--- start SUPPLIED MATERIAL ---
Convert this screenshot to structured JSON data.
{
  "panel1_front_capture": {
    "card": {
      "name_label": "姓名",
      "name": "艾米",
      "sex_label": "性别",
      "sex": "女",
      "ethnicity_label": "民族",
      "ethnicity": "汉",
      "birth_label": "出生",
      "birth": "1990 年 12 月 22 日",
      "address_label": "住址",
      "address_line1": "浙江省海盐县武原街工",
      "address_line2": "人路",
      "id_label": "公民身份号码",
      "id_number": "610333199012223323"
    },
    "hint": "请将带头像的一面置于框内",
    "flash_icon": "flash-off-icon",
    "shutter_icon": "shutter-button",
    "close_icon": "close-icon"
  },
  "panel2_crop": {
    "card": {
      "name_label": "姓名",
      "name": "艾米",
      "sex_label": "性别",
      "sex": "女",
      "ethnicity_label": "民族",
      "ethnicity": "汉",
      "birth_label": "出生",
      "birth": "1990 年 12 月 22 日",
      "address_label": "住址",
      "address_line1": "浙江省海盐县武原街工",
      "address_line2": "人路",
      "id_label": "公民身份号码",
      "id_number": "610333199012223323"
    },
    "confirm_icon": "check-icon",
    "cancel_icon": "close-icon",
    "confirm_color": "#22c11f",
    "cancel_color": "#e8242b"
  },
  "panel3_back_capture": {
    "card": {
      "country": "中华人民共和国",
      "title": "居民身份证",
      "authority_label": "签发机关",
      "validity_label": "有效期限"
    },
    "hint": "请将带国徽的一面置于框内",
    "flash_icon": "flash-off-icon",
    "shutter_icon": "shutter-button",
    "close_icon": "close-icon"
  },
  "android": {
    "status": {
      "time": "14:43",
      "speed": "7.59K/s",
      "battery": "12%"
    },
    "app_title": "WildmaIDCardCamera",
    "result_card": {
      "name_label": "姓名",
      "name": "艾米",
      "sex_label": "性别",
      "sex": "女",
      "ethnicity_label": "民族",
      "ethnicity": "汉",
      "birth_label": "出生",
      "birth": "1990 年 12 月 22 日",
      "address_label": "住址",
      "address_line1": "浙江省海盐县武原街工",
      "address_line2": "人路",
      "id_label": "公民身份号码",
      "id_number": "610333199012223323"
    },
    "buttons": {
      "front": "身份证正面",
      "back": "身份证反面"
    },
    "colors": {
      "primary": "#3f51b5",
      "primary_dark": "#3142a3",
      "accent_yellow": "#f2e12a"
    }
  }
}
--- end SUPPLIED MATERIAL ---
# TASK TO CARRY OUT
Filter the data, keeping only the lines that contain "hint".

# RESPONSE
    "hint": "请将带头像的一面置于框内",
    "hint": "请将带国徽的一面置于框内",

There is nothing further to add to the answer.